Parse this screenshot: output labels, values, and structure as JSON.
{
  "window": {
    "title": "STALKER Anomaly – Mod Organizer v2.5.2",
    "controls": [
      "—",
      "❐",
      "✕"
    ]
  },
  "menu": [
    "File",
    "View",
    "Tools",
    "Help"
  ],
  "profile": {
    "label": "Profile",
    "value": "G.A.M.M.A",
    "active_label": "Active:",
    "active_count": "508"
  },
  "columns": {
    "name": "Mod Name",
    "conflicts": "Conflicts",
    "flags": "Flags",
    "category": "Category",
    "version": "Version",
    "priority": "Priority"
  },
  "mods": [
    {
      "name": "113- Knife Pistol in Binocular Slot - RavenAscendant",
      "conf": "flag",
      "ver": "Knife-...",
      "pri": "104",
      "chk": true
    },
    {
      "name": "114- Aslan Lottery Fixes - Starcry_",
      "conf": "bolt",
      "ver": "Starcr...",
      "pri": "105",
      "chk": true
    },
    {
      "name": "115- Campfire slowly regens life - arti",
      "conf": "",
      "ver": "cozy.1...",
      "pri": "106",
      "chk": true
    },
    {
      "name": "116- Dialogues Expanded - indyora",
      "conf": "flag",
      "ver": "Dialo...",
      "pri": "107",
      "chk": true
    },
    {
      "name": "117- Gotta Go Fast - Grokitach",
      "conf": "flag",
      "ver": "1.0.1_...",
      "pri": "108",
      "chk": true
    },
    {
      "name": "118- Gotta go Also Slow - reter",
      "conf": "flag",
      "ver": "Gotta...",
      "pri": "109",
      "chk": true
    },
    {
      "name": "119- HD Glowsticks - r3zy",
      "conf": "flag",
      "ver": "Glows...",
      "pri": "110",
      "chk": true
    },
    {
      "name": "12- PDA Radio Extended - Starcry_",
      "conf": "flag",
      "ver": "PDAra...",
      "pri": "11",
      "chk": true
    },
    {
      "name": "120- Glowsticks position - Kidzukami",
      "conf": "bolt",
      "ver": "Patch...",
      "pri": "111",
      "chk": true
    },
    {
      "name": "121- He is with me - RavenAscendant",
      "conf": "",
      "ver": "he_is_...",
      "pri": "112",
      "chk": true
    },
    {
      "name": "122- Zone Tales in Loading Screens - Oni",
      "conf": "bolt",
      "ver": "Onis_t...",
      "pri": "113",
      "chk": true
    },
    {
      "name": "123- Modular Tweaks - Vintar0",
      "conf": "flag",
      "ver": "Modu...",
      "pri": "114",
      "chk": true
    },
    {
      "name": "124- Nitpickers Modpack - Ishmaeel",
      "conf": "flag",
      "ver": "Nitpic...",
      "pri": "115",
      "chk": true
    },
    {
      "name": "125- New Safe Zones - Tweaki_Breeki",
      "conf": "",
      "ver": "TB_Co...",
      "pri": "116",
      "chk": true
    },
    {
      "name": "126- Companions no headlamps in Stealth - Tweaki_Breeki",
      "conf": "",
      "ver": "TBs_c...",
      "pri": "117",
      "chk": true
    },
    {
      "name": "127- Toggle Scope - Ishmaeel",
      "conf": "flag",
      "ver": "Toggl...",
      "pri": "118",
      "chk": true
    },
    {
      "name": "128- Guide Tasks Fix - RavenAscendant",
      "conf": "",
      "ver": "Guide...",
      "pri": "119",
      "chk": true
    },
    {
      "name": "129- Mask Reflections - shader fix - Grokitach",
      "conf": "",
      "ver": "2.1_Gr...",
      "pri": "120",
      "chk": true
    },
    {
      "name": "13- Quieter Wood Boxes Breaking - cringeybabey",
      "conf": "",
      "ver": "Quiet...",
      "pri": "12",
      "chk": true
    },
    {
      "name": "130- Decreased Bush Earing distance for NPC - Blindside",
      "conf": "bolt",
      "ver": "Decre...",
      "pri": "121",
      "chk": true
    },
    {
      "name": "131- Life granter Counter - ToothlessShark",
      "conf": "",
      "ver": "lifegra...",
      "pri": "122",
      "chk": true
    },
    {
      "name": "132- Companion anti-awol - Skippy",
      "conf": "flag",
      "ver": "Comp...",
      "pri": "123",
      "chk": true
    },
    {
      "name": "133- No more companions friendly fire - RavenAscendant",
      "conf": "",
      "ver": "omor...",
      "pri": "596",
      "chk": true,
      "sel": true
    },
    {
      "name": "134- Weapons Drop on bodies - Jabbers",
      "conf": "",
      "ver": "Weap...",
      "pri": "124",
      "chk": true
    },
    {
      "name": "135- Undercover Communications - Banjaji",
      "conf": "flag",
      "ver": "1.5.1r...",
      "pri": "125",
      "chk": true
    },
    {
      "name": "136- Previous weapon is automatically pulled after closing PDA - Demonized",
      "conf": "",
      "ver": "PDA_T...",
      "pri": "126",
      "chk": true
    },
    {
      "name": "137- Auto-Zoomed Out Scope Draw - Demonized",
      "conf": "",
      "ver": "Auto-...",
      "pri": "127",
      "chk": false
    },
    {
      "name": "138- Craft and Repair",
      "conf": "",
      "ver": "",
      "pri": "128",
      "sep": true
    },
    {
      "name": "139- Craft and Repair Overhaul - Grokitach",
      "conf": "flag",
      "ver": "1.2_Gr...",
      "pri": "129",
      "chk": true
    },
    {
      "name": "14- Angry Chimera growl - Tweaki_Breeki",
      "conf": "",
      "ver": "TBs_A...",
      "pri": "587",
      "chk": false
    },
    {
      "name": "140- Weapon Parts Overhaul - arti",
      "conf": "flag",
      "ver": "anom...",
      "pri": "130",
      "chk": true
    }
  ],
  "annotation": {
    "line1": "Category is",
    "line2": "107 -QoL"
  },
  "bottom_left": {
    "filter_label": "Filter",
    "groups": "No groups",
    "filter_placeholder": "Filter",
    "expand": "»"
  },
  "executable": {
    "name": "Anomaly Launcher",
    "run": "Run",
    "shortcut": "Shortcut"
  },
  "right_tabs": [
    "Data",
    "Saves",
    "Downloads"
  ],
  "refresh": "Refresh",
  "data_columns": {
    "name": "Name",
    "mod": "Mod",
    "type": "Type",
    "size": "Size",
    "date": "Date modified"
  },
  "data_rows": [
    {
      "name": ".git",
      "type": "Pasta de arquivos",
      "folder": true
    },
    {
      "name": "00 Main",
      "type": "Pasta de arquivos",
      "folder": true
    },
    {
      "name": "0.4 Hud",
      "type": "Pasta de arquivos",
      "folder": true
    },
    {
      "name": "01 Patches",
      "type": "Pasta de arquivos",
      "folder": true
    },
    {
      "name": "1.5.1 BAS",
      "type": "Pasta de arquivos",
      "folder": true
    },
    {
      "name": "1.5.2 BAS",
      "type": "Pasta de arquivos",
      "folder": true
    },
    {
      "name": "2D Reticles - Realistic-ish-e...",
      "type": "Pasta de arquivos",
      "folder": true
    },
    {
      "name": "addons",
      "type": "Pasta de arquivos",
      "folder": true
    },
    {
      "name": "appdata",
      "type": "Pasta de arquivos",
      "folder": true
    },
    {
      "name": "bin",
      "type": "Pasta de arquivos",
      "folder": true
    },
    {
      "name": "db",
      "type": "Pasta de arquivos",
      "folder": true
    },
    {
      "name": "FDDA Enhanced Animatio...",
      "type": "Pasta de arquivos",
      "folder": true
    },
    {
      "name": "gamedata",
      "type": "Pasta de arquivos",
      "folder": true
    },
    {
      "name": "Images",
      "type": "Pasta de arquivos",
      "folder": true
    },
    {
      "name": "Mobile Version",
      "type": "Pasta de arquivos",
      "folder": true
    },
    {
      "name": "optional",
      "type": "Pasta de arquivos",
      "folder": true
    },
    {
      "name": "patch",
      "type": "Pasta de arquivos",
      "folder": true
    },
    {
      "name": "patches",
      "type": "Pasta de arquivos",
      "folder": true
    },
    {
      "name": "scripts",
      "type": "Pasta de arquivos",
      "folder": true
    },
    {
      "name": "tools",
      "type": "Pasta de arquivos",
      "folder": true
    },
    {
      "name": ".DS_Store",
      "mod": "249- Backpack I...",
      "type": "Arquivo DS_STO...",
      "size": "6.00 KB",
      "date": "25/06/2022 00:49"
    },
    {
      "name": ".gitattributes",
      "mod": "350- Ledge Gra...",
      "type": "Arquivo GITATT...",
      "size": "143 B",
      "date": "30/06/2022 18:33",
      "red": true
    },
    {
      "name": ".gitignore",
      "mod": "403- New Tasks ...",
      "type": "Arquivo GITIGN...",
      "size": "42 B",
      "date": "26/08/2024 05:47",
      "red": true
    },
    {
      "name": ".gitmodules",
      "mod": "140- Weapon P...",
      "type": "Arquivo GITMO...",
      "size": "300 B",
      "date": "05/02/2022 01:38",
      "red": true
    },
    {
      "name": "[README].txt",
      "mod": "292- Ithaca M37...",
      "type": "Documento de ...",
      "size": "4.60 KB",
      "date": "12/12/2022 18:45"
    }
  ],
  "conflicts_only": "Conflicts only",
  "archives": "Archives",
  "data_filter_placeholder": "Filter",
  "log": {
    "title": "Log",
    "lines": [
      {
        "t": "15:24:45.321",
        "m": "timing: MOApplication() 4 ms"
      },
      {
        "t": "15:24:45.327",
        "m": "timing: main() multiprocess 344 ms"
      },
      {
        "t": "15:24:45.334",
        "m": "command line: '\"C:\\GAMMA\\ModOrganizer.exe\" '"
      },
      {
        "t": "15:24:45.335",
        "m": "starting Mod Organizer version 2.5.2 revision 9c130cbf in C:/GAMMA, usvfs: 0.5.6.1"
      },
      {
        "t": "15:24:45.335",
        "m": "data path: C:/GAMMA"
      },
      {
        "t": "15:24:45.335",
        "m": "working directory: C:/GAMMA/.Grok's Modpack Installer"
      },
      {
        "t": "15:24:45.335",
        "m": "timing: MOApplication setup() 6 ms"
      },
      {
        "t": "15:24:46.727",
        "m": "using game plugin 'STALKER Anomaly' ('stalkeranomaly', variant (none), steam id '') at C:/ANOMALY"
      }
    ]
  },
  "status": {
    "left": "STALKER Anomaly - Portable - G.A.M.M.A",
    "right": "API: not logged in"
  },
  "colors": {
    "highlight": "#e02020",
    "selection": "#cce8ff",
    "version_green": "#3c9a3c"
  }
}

## WHAT THIS TASK INVOLVES
Go through the records and gather the lines that hold "Gotta".

## CORRECT ANSWER
      "name": "117- Gotta Go Fast - Grokitach",
      "name": "118- Gotta go Also Slow - reter",
      "ver": "Gotta...",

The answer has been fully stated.